*Exercise details*
In your copy, leave out all pictures and reproduce every entry exactly.
== Data in this exercise
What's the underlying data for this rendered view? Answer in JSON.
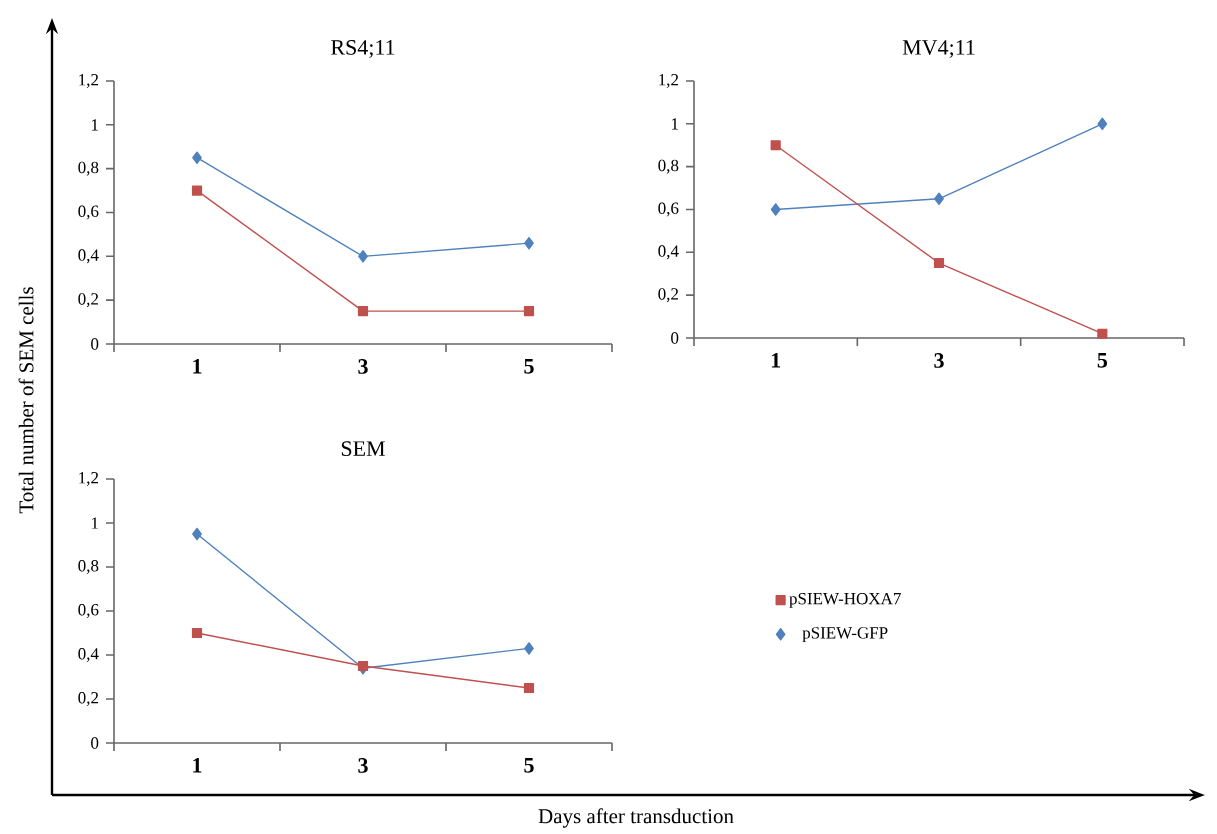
{
  "chart_data": [
    {
      "type": "line",
      "title": "RS4;11",
      "xlabel": "Days after transduction",
      "ylabel": "Total number of SEM cells",
      "categories": [
        "1",
        "3",
        "5"
      ],
      "ylim": [
        0,
        1.2
      ],
      "yticks": [
        0,
        {
          "value": 0.2,
          "label": "0,2"
        },
        {
          "value": 0.4,
          "label": "0,4"
        },
        {
          "value": 0.6,
          "label": "0,6"
        },
        {
          "value": 0.8,
          "label": "0,8"
        },
        1,
        {
          "value": 1.2,
          "label": "1,2"
        }
      ],
      "series": [
        {
          "color": "#c0504d",
          "marker": "square",
          "values": [
            0.7,
            0.15,
            0.15
          ]
        },
        {
          "color": "#4f81bd",
          "marker": "diamond",
          "values": [
            0.85,
            0.4,
            0.46
          ]
        }
      ]
    },
    {
      "type": "line",
      "title": "MV4;11",
      "categories": [
        "1",
        "3",
        "5"
      ],
      "ylim": [
        0,
        1.2
      ],
      "yticks": [
        0,
        {
          "value": 0.2,
          "label": "0,2"
        },
        {
          "value": 0.4,
          "label": "0,4"
        },
        {
          "value": 0.6,
          "label": "0,6"
        },
        {
          "value": 0.8,
          "label": "0,8"
        },
        1,
        {
          "value": 1.2,
          "label": "1,2"
        }
      ],
      "series": [
        {
          "color": "#c0504d",
          "marker": "square",
          "values": [
            0.9,
            0.35,
            0.02
          ]
        },
        {
          "color": "#4f81bd",
          "marker": "diamond",
          "values": [
            0.6,
            0.65,
            1.0
          ]
        }
      ]
    },
    {
      "type": "line",
      "title": "SEM",
      "categories": [
        "1",
        "3",
        "5"
      ],
      "ylim": [
        0,
        1.2
      ],
      "yticks": [
        0,
        {
          "value": 0.2,
          "label": "0,2"
        },
        {
          "value": 0.4,
          "label": "0,4"
        },
        {
          "value": 0.6,
          "label": "0,6"
        },
        {
          "value": 0.8,
          "label": "0,8"
        },
        1,
        {
          "value": 1.2,
          "label": "1,2"
        }
      ],
      "legend": "right",
      "series": [
        {
          "name": "pSIEW-HOXA7",
          "color": "#c0504d",
          "marker": "square",
          "values": [
            0.5,
            0.35,
            0.25
          ]
        },
        {
          "name": "pSIEW-GFP",
          "color": "#4f81bd",
          "marker": "diamond",
          "values": [
            0.95,
            0.34,
            0.43
          ]
        }
      ]
    }
  ]
}
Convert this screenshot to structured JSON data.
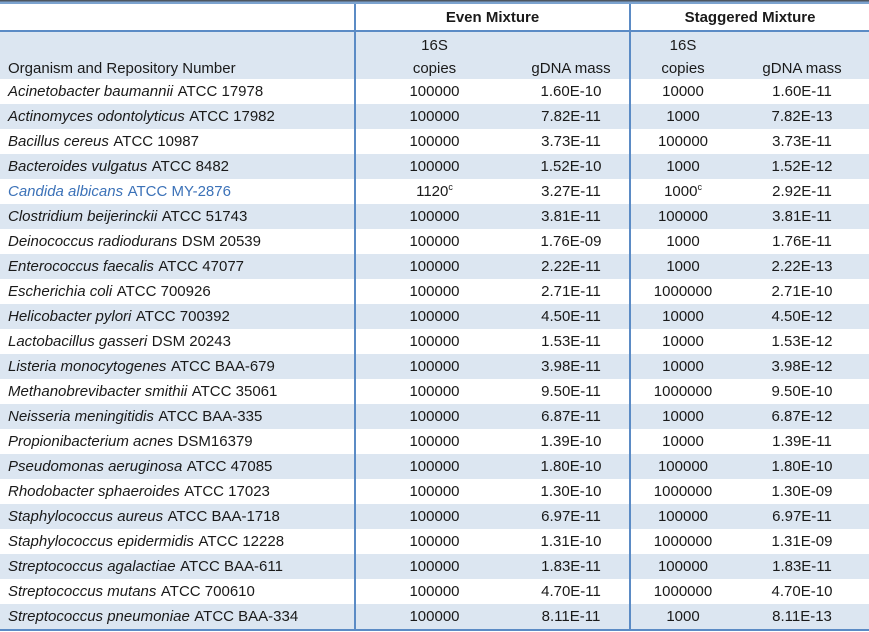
====
*Result for this task*
What's the underlying data for this rendered view? Answer in JSON.
{
  "chart_data": [
    {
      "type": "line",
      "title": "RS4;11",
      "xlabel": "Days after transduction",
      "ylabel": "Total number of SEM cells",
      "categories": [
        "1",
        "3",
        "5"
      ],
      "ylim": [
        0,
        1.2
      ],
      "yticks": [
        0,
        {
          "value": 0.2,
          "label": "0,2"
        },
        {
          "value": 0.4,
          "label": "0,4"
        },
        {
          "value": 0.6,
          "label": "0,6"
        },
        {
          "value": 0.8,
          "label": "0,8"
        },
        1,
        {
          "value": 1.2,
          "label": "1,2"
        }
      ],
      "series": [
        {
          "color": "#c0504d",
          "marker": "square",
          "values": [
            0.7,
            0.15,
            0.15
          ]
        },
        {
          "color": "#4f81bd",
          "marker": "diamond",
          "values": [
            0.85,
            0.4,
            0.46
          ]
        }
      ]
    },
    {
      "type": "line",
      "title": "MV4;11",
      "categories": [
        "1",
        "3",
        "5"
      ],
      "ylim": [
        0,
        1.2
      ],
      "yticks": [
        0,
        {
          "value": 0.2,
          "label": "0,2"
        },
        {
          "value": 0.4,
          "label": "0,4"
        },
        {
          "value": 0.6,
          "label": "0,6"
        },
        {
          "value": 0.8,
          "label": "0,8"
        },
        1,
        {
          "value": 1.2,
          "label": "1,2"
        }
      ],
      "series": [
        {
          "color": "#c0504d",
          "marker": "square",
          "values": [
            0.9,
            0.35,
            0.02
          ]
        },
        {
          "color": "#4f81bd",
          "marker": "diamond",
          "values": [
            0.6,
            0.65,
            1.0
          ]
        }
      ]
    },
    {
      "type": "line",
      "title": "SEM",
      "categories": [
        "1",
        "3",
        "5"
      ],
      "ylim": [
        0,
        1.2
      ],
      "yticks": [
        0,
        {
          "value": 0.2,
          "label": "0,2"
        },
        {
          "value": 0.4,
          "label": "0,4"
        },
        {
          "value": 0.6,
          "label": "0,6"
        },
        {
          "value": 0.8,
          "label": "0,8"
        },
        1,
        {
          "value": 1.2,
          "label": "1,2"
        }
      ],
      "legend": "right",
      "series": [
        {
          "name": "pSIEW-HOXA7",
          "color": "#c0504d",
          "marker": "square",
          "values": [
            0.5,
            0.35,
            0.25
          ]
        },
        {
          "name": "pSIEW-GFP",
          "color": "#4f81bd",
          "marker": "diamond",
          "values": [
            0.95,
            0.34,
            0.43
          ]
        }
      ]
    }
  ]
}
Convert this screenshot to structured JSON data.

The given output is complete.